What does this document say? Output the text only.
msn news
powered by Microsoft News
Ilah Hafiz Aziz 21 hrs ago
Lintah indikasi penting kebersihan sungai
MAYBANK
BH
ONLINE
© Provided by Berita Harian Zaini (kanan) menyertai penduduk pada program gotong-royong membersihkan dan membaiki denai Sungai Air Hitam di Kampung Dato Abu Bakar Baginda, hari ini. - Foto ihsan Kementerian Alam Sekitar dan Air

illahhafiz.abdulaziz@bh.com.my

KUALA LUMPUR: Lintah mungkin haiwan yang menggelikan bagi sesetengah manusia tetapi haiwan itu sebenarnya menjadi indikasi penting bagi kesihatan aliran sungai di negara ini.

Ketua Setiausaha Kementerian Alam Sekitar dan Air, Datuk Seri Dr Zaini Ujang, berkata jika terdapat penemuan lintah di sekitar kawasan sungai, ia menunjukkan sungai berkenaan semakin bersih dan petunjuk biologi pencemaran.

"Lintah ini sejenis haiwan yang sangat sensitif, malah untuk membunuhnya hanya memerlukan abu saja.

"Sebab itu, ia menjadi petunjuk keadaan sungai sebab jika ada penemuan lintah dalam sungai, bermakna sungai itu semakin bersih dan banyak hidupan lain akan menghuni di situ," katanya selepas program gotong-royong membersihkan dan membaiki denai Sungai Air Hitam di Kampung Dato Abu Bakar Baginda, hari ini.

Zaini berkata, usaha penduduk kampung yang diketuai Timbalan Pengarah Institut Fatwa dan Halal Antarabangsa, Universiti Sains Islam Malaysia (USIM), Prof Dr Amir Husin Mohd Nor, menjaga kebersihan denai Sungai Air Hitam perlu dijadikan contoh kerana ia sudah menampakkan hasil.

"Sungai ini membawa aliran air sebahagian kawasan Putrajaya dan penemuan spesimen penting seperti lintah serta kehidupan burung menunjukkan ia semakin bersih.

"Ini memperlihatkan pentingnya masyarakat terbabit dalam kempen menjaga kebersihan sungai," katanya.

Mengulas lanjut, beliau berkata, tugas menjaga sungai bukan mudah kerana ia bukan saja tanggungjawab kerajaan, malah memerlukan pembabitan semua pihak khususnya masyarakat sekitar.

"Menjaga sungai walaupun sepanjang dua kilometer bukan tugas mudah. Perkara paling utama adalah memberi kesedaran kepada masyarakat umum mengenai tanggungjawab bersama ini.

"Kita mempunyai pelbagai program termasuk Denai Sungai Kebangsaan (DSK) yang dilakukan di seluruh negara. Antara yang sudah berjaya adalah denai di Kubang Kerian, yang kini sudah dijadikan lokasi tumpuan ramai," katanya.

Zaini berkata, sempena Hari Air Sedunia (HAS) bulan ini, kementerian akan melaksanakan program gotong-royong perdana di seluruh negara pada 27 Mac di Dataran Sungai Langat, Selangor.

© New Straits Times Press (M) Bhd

----------------------------------------

YOUR GOAL:
Quote all the records. Keep every word exact.

EXERCISE RESULT:
What does this document say? Output the text only.
msn news
powered by Microsoft News
Ilah Hafiz Aziz 21 hrs ago
Lintah indikasi penting kebersihan sungai
MAYBANK
BH
ONLINE
© Provided by Berita Harian Zaini (kanan) menyertai penduduk pada program gotong-royong membersihkan dan membaiki denai Sungai Air Hitam di Kampung Dato Abu Bakar Baginda, hari ini. - Foto ihsan Kementerian Alam Sekitar dan Air

illahhafiz.abdulaziz@bh.com.my

KUALA LUMPUR: Lintah mungkin haiwan yang menggelikan bagi sesetengah manusia tetapi haiwan itu sebenarnya menjadi indikasi penting bagi kesihatan aliran sungai di negara ini.

Ketua Setiausaha Kementerian Alam Sekitar dan Air, Datuk Seri Dr Zaini Ujang, berkata jika terdapat penemuan lintah di sekitar kawasan sungai, ia menunjukkan sungai berkenaan semakin bersih dan petunjuk biologi pencemaran.

"Lintah ini sejenis haiwan yang sangat sensitif, malah untuk membunuhnya hanya memerlukan abu saja.

"Sebab itu, ia menjadi petunjuk keadaan sungai sebab jika ada penemuan lintah dalam sungai, bermakna sungai itu semakin bersih dan banyak hidupan lain akan menghuni di situ," katanya selepas program gotong-royong membersihkan dan membaiki denai Sungai Air Hitam di Kampung Dato Abu Bakar Baginda, hari ini.

Zaini berkata, usaha penduduk kampung yang diketuai Timbalan Pengarah Institut Fatwa dan Halal Antarabangsa, Universiti Sains Islam Malaysia (USIM), Prof Dr Amir Husin Mohd Nor, menjaga kebersihan denai Sungai Air Hitam perlu dijadikan contoh kerana ia sudah menampakkan hasil.

"Sungai ini membawa aliran air sebahagian kawasan Putrajaya dan penemuan spesimen penting seperti lintah serta kehidupan burung menunjukkan ia semakin bersih.

"Ini memperlihatkan pentingnya masyarakat terbabit dalam kempen menjaga kebersihan sungai," katanya.

Mengulas lanjut, beliau berkata, tugas menjaga sungai bukan mudah kerana ia bukan saja tanggungjawab kerajaan, malah memerlukan pembabitan semua pihak khususnya masyarakat sekitar.

"Menjaga sungai walaupun sepanjang dua kilometer bukan tugas mudah. Perkara paling utama adalah memberi kesedaran kepada masyarakat umum mengenai tanggungjawab bersama ini.

"Kita mempunyai pelbagai program termasuk Denai Sungai Kebangsaan (DSK) yang dilakukan di seluruh negara. Antara yang sudah berjaya adalah denai di Kubang Kerian, yang kini sudah dijadikan lokasi tumpuan ramai," katanya.

Zaini berkata, sempena Hari Air Sedunia (HAS) bulan ini, kementerian akan melaksanakan program gotong-royong perdana di seluruh negara pada 27 Mac di Dataran Sungai Langat, Selangor.

© New Straits Times Press (M) Bhd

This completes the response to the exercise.